What the task asks — The listing beneath should be written out in full, exactly as shown.

Data for this task —
****************************************

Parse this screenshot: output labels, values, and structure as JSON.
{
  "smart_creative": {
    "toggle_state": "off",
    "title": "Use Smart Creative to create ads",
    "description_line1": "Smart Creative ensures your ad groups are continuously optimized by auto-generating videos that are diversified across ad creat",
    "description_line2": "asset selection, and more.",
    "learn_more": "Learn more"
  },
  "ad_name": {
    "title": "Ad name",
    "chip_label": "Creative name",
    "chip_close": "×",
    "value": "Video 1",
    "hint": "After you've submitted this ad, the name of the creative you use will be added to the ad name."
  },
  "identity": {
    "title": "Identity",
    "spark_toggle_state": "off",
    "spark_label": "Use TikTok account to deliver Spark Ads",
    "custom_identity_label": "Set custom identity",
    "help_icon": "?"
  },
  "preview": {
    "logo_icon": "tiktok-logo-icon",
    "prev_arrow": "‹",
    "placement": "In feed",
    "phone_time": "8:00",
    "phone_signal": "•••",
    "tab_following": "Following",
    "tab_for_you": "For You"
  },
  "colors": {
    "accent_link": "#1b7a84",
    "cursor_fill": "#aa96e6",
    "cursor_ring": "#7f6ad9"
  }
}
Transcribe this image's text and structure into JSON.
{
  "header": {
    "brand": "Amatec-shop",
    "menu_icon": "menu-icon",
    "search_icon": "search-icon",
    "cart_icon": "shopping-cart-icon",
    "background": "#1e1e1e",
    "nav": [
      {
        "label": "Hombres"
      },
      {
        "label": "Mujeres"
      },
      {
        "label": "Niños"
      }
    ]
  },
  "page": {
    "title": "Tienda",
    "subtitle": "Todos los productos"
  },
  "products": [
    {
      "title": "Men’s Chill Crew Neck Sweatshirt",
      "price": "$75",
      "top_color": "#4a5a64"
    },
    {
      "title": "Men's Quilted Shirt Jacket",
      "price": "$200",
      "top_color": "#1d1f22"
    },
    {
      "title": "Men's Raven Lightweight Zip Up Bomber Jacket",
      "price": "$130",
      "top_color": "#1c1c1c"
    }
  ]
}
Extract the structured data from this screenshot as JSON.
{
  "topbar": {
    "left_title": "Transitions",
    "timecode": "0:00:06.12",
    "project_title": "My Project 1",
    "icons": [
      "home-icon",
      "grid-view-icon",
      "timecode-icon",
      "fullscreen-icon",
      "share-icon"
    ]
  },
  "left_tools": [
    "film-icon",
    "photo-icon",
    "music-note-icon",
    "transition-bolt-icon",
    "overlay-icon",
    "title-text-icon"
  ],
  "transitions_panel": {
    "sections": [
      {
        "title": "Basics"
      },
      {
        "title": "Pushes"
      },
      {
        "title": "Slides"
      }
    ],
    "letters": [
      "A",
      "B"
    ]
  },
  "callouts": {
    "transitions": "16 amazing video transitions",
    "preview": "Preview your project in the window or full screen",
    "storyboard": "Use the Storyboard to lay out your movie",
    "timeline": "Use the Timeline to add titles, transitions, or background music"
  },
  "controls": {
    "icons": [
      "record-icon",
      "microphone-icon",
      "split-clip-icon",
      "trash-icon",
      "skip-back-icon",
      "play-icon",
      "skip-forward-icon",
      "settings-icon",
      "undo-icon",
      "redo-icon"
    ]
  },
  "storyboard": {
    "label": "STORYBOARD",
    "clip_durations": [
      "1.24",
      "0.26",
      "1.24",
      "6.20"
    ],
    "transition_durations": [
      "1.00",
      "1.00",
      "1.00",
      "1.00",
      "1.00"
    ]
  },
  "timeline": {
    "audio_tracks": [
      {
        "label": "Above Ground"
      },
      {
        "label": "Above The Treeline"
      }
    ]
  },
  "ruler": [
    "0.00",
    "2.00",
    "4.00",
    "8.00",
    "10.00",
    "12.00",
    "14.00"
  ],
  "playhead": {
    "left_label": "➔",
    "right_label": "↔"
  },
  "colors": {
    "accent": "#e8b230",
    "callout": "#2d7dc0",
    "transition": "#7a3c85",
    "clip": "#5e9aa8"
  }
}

****************************************

Reply —
Parse this screenshot: output labels, values, and structure as JSON.
{
  "smart_creative": {
    "toggle_state": "off",
    "title": "Use Smart Creative to create ads",
    "description_line1": "Smart Creative ensures your ad groups are continuously optimized by auto-generating videos that are diversified across ad creat",
    "description_line2": "asset selection, and more.",
    "learn_more": "Learn more"
  },
  "ad_name": {
    "title": "Ad name",
    "chip_label": "Creative name",
    "chip_close": "×",
    "value": "Video 1",
    "hint": "After you've submitted this ad, the name of the creative you use will be added to the ad name."
  },
  "identity": {
    "title": "Identity",
    "spark_toggle_state": "off",
    "spark_label": "Use TikTok account to deliver Spark Ads",
    "custom_identity_label": "Set custom identity",
    "help_icon": "?"
  },
  "preview": {
    "logo_icon": "tiktok-logo-icon",
    "prev_arrow": "‹",
    "placement": "In feed",
    "phone_time": "8:00",
    "phone_signal": "•••",
    "tab_following": "Following",
    "tab_for_you": "For You"
  },
  "colors": {
    "accent_link": "#1b7a84",
    "cursor_fill": "#aa96e6",
    "cursor_ring": "#7f6ad9"
  }
}
Transcribe this image's text and structure into JSON.
{
  "header": {
    "brand": "Amatec-shop",
    "menu_icon": "menu-icon",
    "search_icon": "search-icon",
    "cart_icon": "shopping-cart-icon",
    "background": "#1e1e1e",
    "nav": [
      {
        "label": "Hombres"
      },
      {
        "label": "Mujeres"
      },
      {
        "label": "Niños"
      }
    ]
  },
  "page": {
    "title": "Tienda",
    "subtitle": "Todos los productos"
  },
  "products": [
    {
      "title": "Men’s Chill Crew Neck Sweatshirt",
      "price": "$75",
      "top_color": "#4a5a64"
    },
    {
      "title": "Men's Quilted Shirt Jacket",
      "price": "$200",
      "top_color": "#1d1f22"
    },
    {
      "title": "Men's Raven Lightweight Zip Up Bomber Jacket",
      "price": "$130",
      "top_color": "#1c1c1c"
    }
  ]
}
Extract the structured data from this screenshot as JSON.
{
  "topbar": {
    "left_title": "Transitions",
    "timecode": "0:00:06.12",
    "project_title": "My Project 1",
    "icons": [
      "home-icon",
      "grid-view-icon",
      "timecode-icon",
      "fullscreen-icon",
      "share-icon"
    ]
  },
  "left_tools": [
    "film-icon",
    "photo-icon",
    "music-note-icon",
    "transition-bolt-icon",
    "overlay-icon",
    "title-text-icon"
  ],
  "transitions_panel": {
    "sections": [
      {
        "title": "Basics"
      },
      {
        "title": "Pushes"
      },
      {
        "title": "Slides"
      }
    ],
    "letters": [
      "A",
      "B"
    ]
  },
  "callouts": {
    "transitions": "16 amazing video transitions",
    "preview": "Preview your project in the window or full screen",
    "storyboard": "Use the Storyboard to lay out your movie",
    "timeline": "Use the Timeline to add titles, transitions, or background music"
  },
  "controls": {
    "icons": [
      "record-icon",
      "microphone-icon",
      "split-clip-icon",
      "trash-icon",
      "skip-back-icon",
      "play-icon",
      "skip-forward-icon",
      "settings-icon",
      "undo-icon",
      "redo-icon"
    ]
  },
  "storyboard": {
    "label": "STORYBOARD",
    "clip_durations": [
      "1.24",
      "0.26",
      "1.24",
      "6.20"
    ],
    "transition_durations": [
      "1.00",
      "1.00",
      "1.00",
      "1.00",
      "1.00"
    ]
  },
  "timeline": {
    "audio_tracks": [
      {
        "label": "Above Ground"
      },
      {
        "label": "Above The Treeline"
      }
    ]
  },
  "ruler": [
    "0.00",
    "2.00",
    "4.00",
    "8.00",
    "10.00",
    "12.00",
    "14.00"
  ],
  "playhead": {
    "left_label": "➔",
    "right_label": "↔"
  },
  "colors": {
    "accent": "#e8b230",
    "callout": "#2d7dc0",
    "transition": "#7a3c85",
    "clip": "#5e9aa8"
  }
}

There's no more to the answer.